● **Aim of the task**:
Whenever a line below holds the word "type", copy that line.

[Data entries for graphics]
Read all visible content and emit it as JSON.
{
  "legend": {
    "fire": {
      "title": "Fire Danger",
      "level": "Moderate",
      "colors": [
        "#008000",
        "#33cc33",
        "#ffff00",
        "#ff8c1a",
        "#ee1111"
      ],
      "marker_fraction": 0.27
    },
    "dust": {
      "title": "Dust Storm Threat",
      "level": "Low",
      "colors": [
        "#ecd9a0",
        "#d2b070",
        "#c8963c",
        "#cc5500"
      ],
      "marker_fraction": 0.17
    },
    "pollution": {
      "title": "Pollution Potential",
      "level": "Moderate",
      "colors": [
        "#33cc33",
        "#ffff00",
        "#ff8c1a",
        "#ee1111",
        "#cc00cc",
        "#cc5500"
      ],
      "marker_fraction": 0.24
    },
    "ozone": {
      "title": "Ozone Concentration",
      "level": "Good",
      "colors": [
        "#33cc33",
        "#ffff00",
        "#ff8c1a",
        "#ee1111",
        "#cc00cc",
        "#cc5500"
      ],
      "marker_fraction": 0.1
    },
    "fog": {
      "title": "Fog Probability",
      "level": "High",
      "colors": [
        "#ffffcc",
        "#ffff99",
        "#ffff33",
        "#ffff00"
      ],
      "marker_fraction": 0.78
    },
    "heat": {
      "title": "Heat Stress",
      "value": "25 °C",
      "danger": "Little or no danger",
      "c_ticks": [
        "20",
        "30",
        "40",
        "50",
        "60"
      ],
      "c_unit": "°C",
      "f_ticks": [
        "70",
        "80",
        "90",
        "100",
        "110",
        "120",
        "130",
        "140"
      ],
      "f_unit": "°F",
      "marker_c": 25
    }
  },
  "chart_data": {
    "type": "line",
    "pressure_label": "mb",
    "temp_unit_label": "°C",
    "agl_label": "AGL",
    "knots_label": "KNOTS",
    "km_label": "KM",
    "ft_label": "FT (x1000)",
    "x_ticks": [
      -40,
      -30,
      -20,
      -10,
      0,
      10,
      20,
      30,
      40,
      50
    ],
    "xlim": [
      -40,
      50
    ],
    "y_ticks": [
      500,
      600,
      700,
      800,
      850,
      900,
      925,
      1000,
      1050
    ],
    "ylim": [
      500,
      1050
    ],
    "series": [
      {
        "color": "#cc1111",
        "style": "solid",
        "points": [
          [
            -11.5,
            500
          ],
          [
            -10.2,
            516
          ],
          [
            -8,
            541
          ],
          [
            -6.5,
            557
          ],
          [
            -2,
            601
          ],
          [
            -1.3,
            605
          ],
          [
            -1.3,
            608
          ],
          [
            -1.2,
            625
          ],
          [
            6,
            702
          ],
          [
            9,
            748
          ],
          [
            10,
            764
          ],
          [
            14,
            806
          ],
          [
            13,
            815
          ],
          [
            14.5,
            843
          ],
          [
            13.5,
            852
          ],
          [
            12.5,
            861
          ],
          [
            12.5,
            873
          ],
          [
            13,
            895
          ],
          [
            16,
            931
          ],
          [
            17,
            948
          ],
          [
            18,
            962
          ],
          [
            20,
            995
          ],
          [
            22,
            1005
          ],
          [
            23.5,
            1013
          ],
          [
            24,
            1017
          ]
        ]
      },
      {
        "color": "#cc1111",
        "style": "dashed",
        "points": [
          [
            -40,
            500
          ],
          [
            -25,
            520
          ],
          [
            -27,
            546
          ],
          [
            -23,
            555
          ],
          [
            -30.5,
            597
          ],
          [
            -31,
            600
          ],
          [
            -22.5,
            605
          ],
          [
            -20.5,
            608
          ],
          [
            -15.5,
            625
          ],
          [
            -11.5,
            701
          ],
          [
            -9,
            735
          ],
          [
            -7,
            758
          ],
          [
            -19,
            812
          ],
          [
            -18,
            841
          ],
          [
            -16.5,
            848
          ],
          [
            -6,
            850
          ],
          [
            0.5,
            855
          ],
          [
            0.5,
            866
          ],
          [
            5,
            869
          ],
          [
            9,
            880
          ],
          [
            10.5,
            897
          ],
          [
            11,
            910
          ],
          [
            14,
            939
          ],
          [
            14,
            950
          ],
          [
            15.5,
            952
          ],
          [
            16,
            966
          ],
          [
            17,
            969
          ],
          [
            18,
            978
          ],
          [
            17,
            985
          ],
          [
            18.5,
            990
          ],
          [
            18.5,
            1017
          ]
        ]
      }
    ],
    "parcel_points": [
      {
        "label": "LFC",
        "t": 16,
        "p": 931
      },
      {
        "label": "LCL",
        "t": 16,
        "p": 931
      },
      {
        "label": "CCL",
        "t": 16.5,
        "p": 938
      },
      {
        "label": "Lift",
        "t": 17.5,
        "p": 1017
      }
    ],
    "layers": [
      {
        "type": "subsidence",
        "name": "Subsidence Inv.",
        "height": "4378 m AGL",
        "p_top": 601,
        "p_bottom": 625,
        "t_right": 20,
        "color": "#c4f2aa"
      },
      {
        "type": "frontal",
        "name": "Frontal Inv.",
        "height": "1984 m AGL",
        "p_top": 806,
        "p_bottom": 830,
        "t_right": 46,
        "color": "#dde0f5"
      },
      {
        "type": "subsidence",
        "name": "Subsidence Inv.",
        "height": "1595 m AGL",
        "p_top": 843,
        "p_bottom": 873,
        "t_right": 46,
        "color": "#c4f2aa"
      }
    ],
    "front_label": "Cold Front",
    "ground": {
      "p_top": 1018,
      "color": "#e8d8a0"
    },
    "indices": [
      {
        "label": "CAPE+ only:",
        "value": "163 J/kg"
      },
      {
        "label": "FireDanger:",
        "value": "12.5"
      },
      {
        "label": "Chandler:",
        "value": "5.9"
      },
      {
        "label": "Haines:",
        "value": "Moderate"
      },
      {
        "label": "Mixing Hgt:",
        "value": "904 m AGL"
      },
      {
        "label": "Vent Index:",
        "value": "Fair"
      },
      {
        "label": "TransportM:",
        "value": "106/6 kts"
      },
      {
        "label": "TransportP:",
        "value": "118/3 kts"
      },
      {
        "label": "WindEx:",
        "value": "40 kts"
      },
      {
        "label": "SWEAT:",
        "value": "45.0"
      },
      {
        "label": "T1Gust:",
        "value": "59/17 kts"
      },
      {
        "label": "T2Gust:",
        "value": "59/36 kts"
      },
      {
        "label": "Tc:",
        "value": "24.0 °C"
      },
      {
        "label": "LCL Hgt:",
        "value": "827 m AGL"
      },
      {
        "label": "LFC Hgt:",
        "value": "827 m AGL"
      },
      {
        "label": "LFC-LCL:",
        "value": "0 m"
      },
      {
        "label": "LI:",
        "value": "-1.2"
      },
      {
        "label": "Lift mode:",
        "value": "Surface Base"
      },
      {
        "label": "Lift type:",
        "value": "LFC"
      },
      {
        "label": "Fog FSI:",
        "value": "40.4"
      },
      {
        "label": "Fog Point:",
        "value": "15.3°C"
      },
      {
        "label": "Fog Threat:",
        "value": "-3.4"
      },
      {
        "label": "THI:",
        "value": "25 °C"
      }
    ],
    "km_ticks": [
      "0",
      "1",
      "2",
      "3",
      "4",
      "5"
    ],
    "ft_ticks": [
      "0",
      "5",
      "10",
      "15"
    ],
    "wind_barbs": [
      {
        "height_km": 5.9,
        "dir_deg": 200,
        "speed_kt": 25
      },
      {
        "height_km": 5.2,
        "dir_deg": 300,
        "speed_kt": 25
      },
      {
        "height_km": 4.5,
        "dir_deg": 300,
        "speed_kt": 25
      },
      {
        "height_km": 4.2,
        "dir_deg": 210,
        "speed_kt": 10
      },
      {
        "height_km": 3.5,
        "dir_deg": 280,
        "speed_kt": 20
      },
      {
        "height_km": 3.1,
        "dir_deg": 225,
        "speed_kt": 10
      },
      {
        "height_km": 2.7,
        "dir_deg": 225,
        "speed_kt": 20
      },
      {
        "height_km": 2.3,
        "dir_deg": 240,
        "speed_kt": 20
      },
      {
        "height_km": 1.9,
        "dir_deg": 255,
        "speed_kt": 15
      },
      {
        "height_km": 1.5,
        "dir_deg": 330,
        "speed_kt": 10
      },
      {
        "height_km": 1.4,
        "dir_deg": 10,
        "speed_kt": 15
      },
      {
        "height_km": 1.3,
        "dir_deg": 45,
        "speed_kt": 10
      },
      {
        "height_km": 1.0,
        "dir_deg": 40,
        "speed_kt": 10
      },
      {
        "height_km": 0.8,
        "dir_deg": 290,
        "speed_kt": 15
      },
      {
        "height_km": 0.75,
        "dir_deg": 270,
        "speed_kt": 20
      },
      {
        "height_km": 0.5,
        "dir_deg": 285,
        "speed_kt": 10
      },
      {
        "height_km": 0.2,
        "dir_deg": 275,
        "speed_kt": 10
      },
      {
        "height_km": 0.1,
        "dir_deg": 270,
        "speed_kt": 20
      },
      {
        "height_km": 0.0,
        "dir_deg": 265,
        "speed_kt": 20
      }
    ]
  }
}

● **Answer to this task**:
    "type": "line",
        "type": "subsidence",
        "type": "frontal",
        "type": "subsidence",
        "label": "Lift type:",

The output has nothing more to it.